Output the records exactly as they appear, with no pictures included.

[Rows from a figure dataset]
▬▬▬

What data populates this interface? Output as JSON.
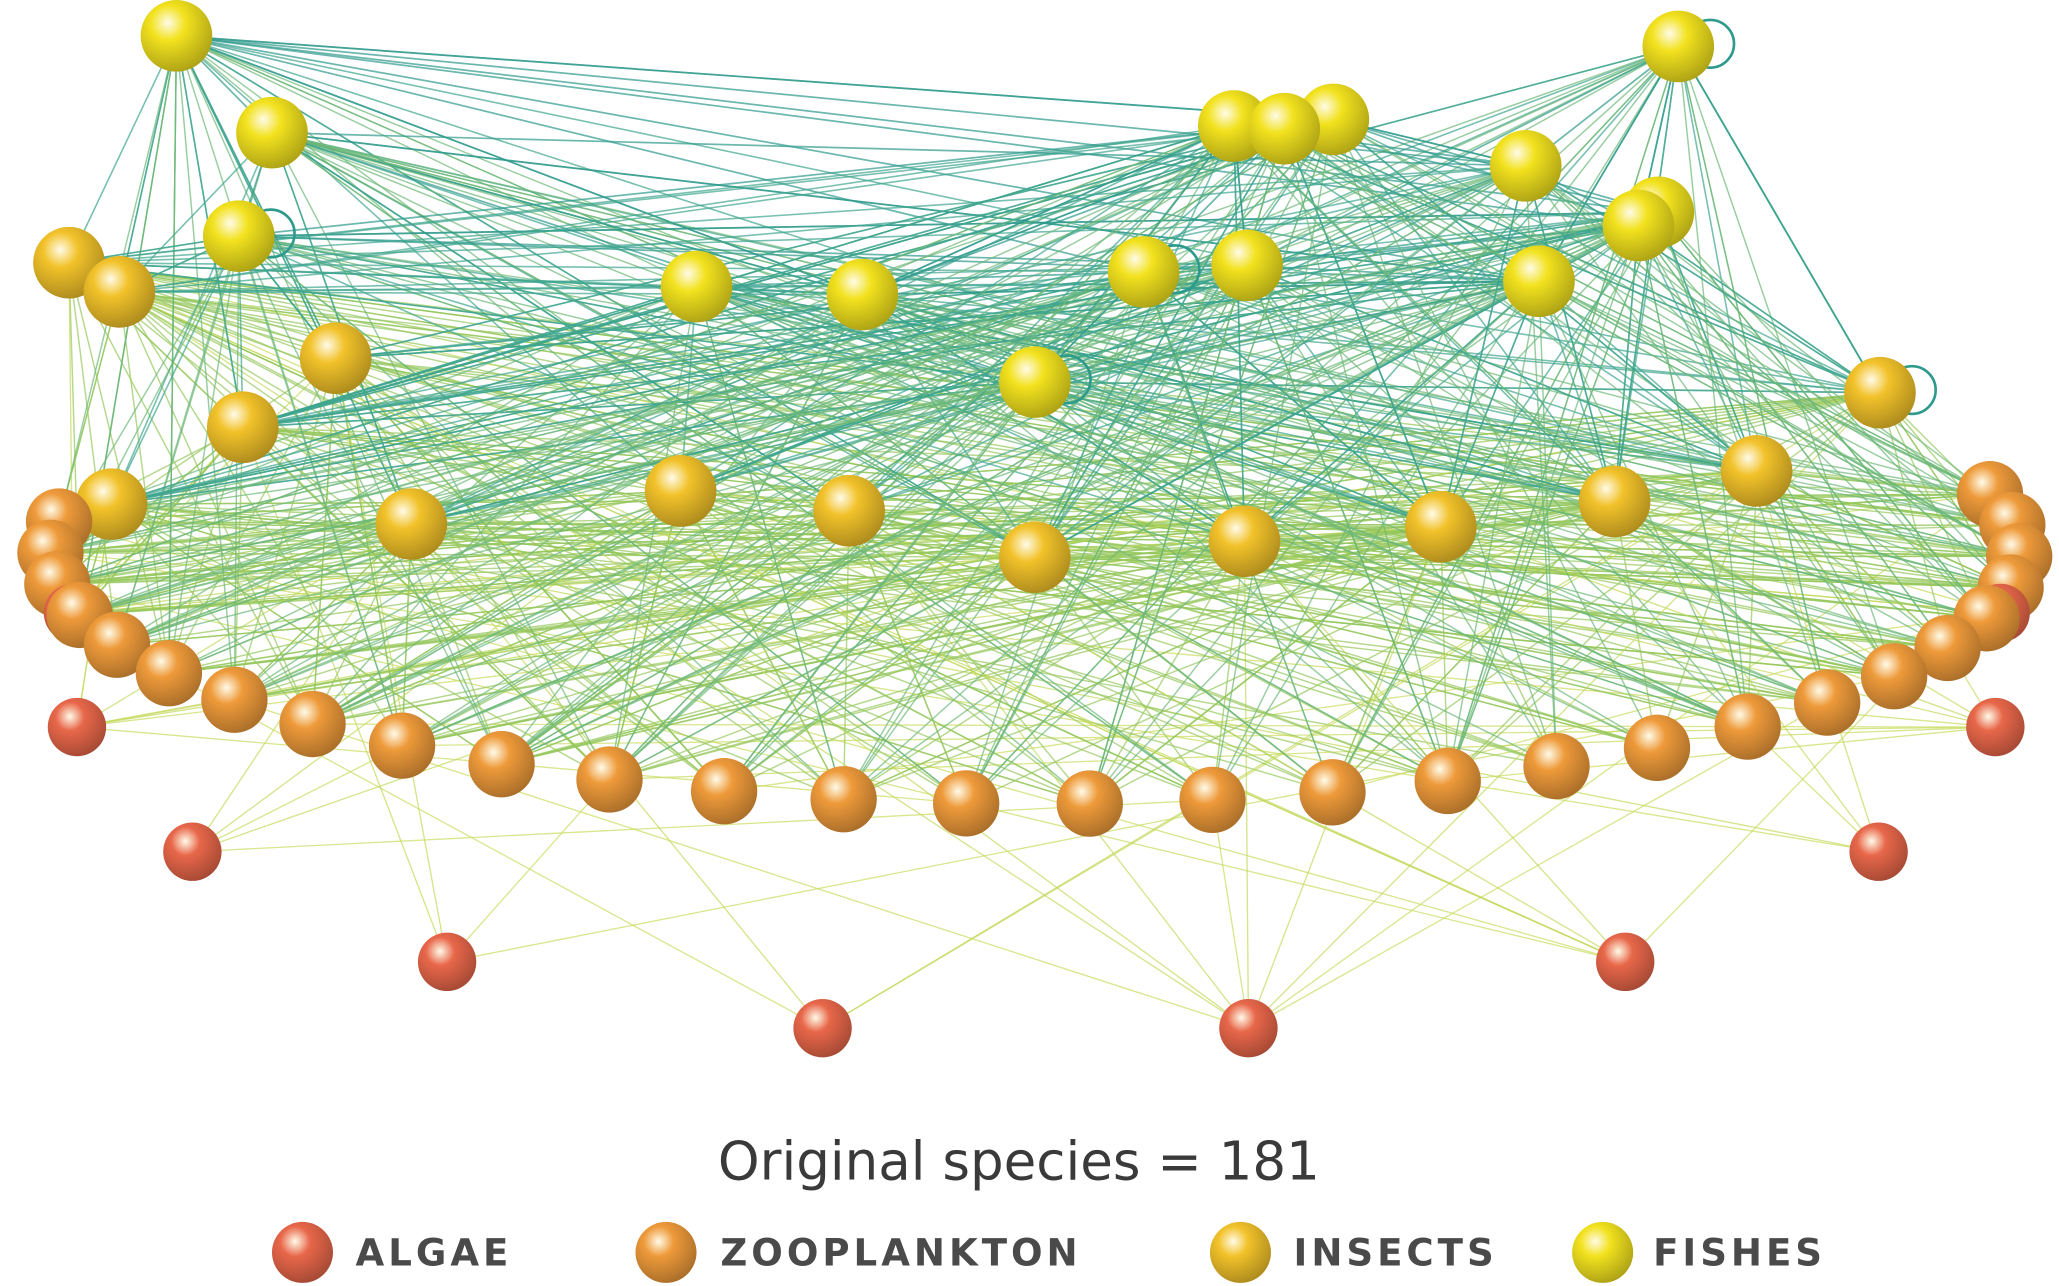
{
  "caption": "Original species = 181",
  "legend": [
    {
      "label": "ALGAE",
      "color": "#e8674a"
    },
    {
      "label": "ZOOPLANKTON",
      "color": "#ee9a3a"
    },
    {
      "label": "INSECTS",
      "color": "#f2c22a"
    },
    {
      "label": "FISHES",
      "color": "#f2e21e"
    }
  ]
}
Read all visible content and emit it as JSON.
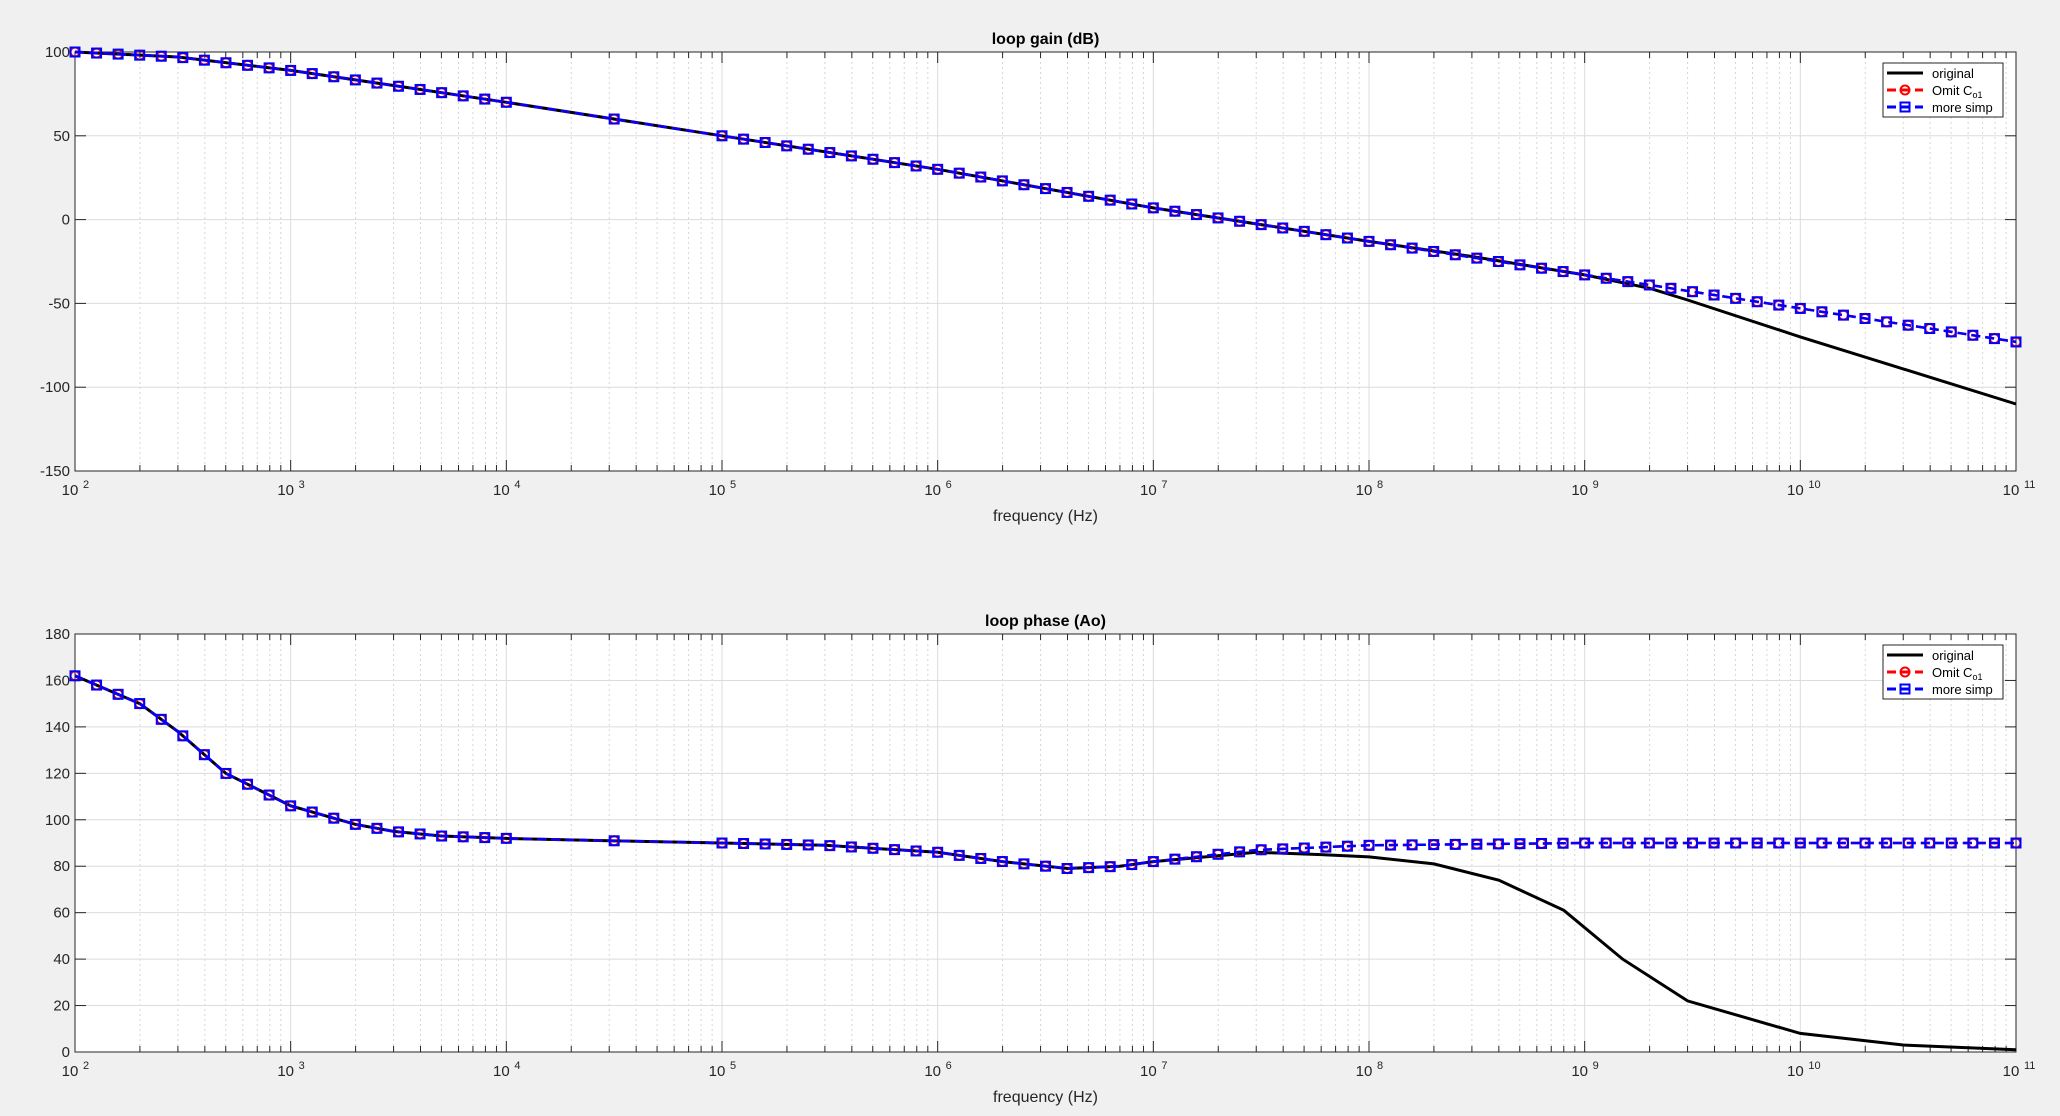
{
  "chart_data": [
    {
      "type": "line",
      "title": "loop gain (dB)",
      "xlabel": "frequency (Hz)",
      "ylabel": "",
      "x_scale": "log",
      "xlim": [
        100,
        100000000000
      ],
      "ylim": [
        -150,
        100
      ],
      "x_tick_labels": [
        "10",
        "10",
        "10",
        "10",
        "10",
        "10",
        "10",
        "10",
        "10",
        "10"
      ],
      "x_tick_exponents": [
        "2",
        "3",
        "4",
        "5",
        "6",
        "7",
        "8",
        "9",
        "10",
        "11"
      ],
      "y_ticks": [
        -150,
        -100,
        -50,
        0,
        50,
        100
      ],
      "y_tick_labels": [
        "-150",
        "-100",
        "-50",
        "0",
        "50",
        "100"
      ],
      "grid": true,
      "legend_position": "top-right",
      "series": [
        {
          "name": "original",
          "color": "#000000",
          "marker": "none",
          "x": [
            100,
            300,
            1000,
            3000,
            10000,
            100000,
            1000000,
            10000000,
            100000000,
            300000000,
            1000000000,
            2000000000,
            3000000000,
            10000000000,
            100000000000
          ],
          "y": [
            100,
            97,
            89,
            80,
            70,
            50,
            30,
            7,
            -13,
            -22,
            -33,
            -41,
            -48,
            -70,
            -110
          ]
        },
        {
          "name": "Omit  C",
          "name_subscript": "o1",
          "color": "#ff0000",
          "marker": "circle",
          "x": [
            100,
            300,
            1000,
            3000,
            10000,
            100000,
            1000000,
            10000000,
            100000000,
            1000000000,
            10000000000,
            100000000000
          ],
          "y": [
            100,
            97,
            89,
            80,
            70,
            50,
            30,
            7,
            -13,
            -33,
            -53,
            -73
          ]
        },
        {
          "name": "more simp",
          "color": "#0000ff",
          "marker": "square",
          "x": [
            100,
            300,
            1000,
            3000,
            10000,
            100000,
            1000000,
            10000000,
            100000000,
            1000000000,
            10000000000,
            100000000000
          ],
          "y": [
            100,
            97,
            89,
            80,
            70,
            50,
            30,
            7,
            -13,
            -33,
            -53,
            -73
          ]
        }
      ]
    },
    {
      "type": "line",
      "title": "loop phase (Ao)",
      "xlabel": "frequency (Hz)",
      "ylabel": "",
      "x_scale": "log",
      "xlim": [
        100,
        100000000000
      ],
      "ylim": [
        0,
        180
      ],
      "x_tick_labels": [
        "10",
        "10",
        "10",
        "10",
        "10",
        "10",
        "10",
        "10",
        "10",
        "10"
      ],
      "x_tick_exponents": [
        "2",
        "3",
        "4",
        "5",
        "6",
        "7",
        "8",
        "9",
        "10",
        "11"
      ],
      "y_ticks": [
        0,
        20,
        40,
        60,
        80,
        100,
        120,
        140,
        160,
        180
      ],
      "y_tick_labels": [
        "0",
        "20",
        "40",
        "60",
        "80",
        "100",
        "120",
        "140",
        "160",
        "180"
      ],
      "grid": true,
      "legend_position": "top-right",
      "series": [
        {
          "name": "original",
          "color": "#000000",
          "marker": "none",
          "x": [
            100,
            200,
            300,
            500,
            1000,
            2000,
            3000,
            5000,
            10000,
            30000,
            100000,
            300000,
            1000000,
            2000000,
            4000000,
            7000000,
            10000000,
            30000000,
            60000000,
            100000000,
            200000000,
            400000000,
            800000000,
            1500000000,
            3000000000,
            10000000000,
            30000000000,
            100000000000
          ],
          "y": [
            162,
            150,
            138,
            120,
            106,
            98,
            95,
            93,
            92,
            91,
            90,
            89,
            86,
            82,
            79,
            80,
            82,
            86,
            85,
            84,
            81,
            74,
            61,
            40,
            22,
            8,
            3,
            1
          ]
        },
        {
          "name": "Omit  C",
          "name_subscript": "o1",
          "color": "#ff0000",
          "marker": "circle",
          "x": [
            100,
            200,
            300,
            500,
            1000,
            2000,
            3000,
            5000,
            10000,
            30000,
            100000,
            300000,
            1000000,
            2000000,
            4000000,
            7000000,
            10000000,
            30000000,
            100000000,
            1000000000,
            10000000000,
            100000000000
          ],
          "y": [
            162,
            150,
            138,
            120,
            106,
            98,
            95,
            93,
            92,
            91,
            90,
            89,
            86,
            82,
            79,
            80,
            82,
            87,
            89,
            90,
            90,
            90
          ]
        },
        {
          "name": "more simp",
          "color": "#0000ff",
          "marker": "square",
          "x": [
            100,
            200,
            300,
            500,
            1000,
            2000,
            3000,
            5000,
            10000,
            30000,
            100000,
            300000,
            1000000,
            2000000,
            4000000,
            7000000,
            10000000,
            30000000,
            100000000,
            1000000000,
            10000000000,
            100000000000
          ],
          "y": [
            162,
            150,
            138,
            120,
            106,
            98,
            95,
            93,
            92,
            91,
            90,
            89,
            86,
            82,
            79,
            80,
            82,
            87,
            89,
            90,
            90,
            90
          ]
        }
      ]
    }
  ]
}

▬▬▬

▶ **Output of the task**:
What data populates this interface? Output as JSON.
{
  "caption": "Original species = 181",
  "legend": [
    {
      "label": "ALGAE",
      "color": "#e8674a"
    },
    {
      "label": "ZOOPLANKTON",
      "color": "#ee9a3a"
    },
    {
      "label": "INSECTS",
      "color": "#f2c22a"
    },
    {
      "label": "FISHES",
      "color": "#f2e21e"
    }
  ]
}
Read all visible content and emit it as JSON.
{
  "chart_data": [
    {
      "type": "line",
      "title": "loop gain (dB)",
      "xlabel": "frequency (Hz)",
      "ylabel": "",
      "x_scale": "log",
      "xlim": [
        100,
        100000000000
      ],
      "ylim": [
        -150,
        100
      ],
      "x_tick_labels": [
        "10",
        "10",
        "10",
        "10",
        "10",
        "10",
        "10",
        "10",
        "10",
        "10"
      ],
      "x_tick_exponents": [
        "2",
        "3",
        "4",
        "5",
        "6",
        "7",
        "8",
        "9",
        "10",
        "11"
      ],
      "y_ticks": [
        -150,
        -100,
        -50,
        0,
        50,
        100
      ],
      "y_tick_labels": [
        "-150",
        "-100",
        "-50",
        "0",
        "50",
        "100"
      ],
      "grid": true,
      "legend_position": "top-right",
      "series": [
        {
          "name": "original",
          "color": "#000000",
          "marker": "none",
          "x": [
            100,
            300,
            1000,
            3000,
            10000,
            100000,
            1000000,
            10000000,
            100000000,
            300000000,
            1000000000,
            2000000000,
            3000000000,
            10000000000,
            100000000000
          ],
          "y": [
            100,
            97,
            89,
            80,
            70,
            50,
            30,
            7,
            -13,
            -22,
            -33,
            -41,
            -48,
            -70,
            -110
          ]
        },
        {
          "name": "Omit  C",
          "name_subscript": "o1",
          "color": "#ff0000",
          "marker": "circle",
          "x": [
            100,
            300,
            1000,
            3000,
            10000,
            100000,
            1000000,
            10000000,
            100000000,
            1000000000,
            10000000000,
            100000000000
          ],
          "y": [
            100,
            97,
            89,
            80,
            70,
            50,
            30,
            7,
            -13,
            -33,
            -53,
            -73
          ]
        },
        {
          "name": "more simp",
          "color": "#0000ff",
          "marker": "square",
          "x": [
            100,
            300,
            1000,
            3000,
            10000,
            100000,
            1000000,
            10000000,
            100000000,
            1000000000,
            10000000000,
            100000000000
          ],
          "y": [
            100,
            97,
            89,
            80,
            70,
            50,
            30,
            7,
            -13,
            -33,
            -53,
            -73
          ]
        }
      ]
    },
    {
      "type": "line",
      "title": "loop phase (Ao)",
      "xlabel": "frequency (Hz)",
      "ylabel": "",
      "x_scale": "log",
      "xlim": [
        100,
        100000000000
      ],
      "ylim": [
        0,
        180
      ],
      "x_tick_labels": [
        "10",
        "10",
        "10",
        "10",
        "10",
        "10",
        "10",
        "10",
        "10",
        "10"
      ],
      "x_tick_exponents": [
        "2",
        "3",
        "4",
        "5",
        "6",
        "7",
        "8",
        "9",
        "10",
        "11"
      ],
      "y_ticks": [
        0,
        20,
        40,
        60,
        80,
        100,
        120,
        140,
        160,
        180
      ],
      "y_tick_labels": [
        "0",
        "20",
        "40",
        "60",
        "80",
        "100",
        "120",
        "140",
        "160",
        "180"
      ],
      "grid": true,
      "legend_position": "top-right",
      "series": [
        {
          "name": "original",
          "color": "#000000",
          "marker": "none",
          "x": [
            100,
            200,
            300,
            500,
            1000,
            2000,
            3000,
            5000,
            10000,
            30000,
            100000,
            300000,
            1000000,
            2000000,
            4000000,
            7000000,
            10000000,
            30000000,
            60000000,
            100000000,
            200000000,
            400000000,
            800000000,
            1500000000,
            3000000000,
            10000000000,
            30000000000,
            100000000000
          ],
          "y": [
            162,
            150,
            138,
            120,
            106,
            98,
            95,
            93,
            92,
            91,
            90,
            89,
            86,
            82,
            79,
            80,
            82,
            86,
            85,
            84,
            81,
            74,
            61,
            40,
            22,
            8,
            3,
            1
          ]
        },
        {
          "name": "Omit  C",
          "name_subscript": "o1",
          "color": "#ff0000",
          "marker": "circle",
          "x": [
            100,
            200,
            300,
            500,
            1000,
            2000,
            3000,
            5000,
            10000,
            30000,
            100000,
            300000,
            1000000,
            2000000,
            4000000,
            7000000,
            10000000,
            30000000,
            100000000,
            1000000000,
            10000000000,
            100000000000
          ],
          "y": [
            162,
            150,
            138,
            120,
            106,
            98,
            95,
            93,
            92,
            91,
            90,
            89,
            86,
            82,
            79,
            80,
            82,
            87,
            89,
            90,
            90,
            90
          ]
        },
        {
          "name": "more simp",
          "color": "#0000ff",
          "marker": "square",
          "x": [
            100,
            200,
            300,
            500,
            1000,
            2000,
            3000,
            5000,
            10000,
            30000,
            100000,
            300000,
            1000000,
            2000000,
            4000000,
            7000000,
            10000000,
            30000000,
            100000000,
            1000000000,
            10000000000,
            100000000000
          ],
          "y": [
            162,
            150,
            138,
            120,
            106,
            98,
            95,
            93,
            92,
            91,
            90,
            89,
            86,
            82,
            79,
            80,
            82,
            87,
            89,
            90,
            90,
            90
          ]
        }
      ]
    }
  ]
}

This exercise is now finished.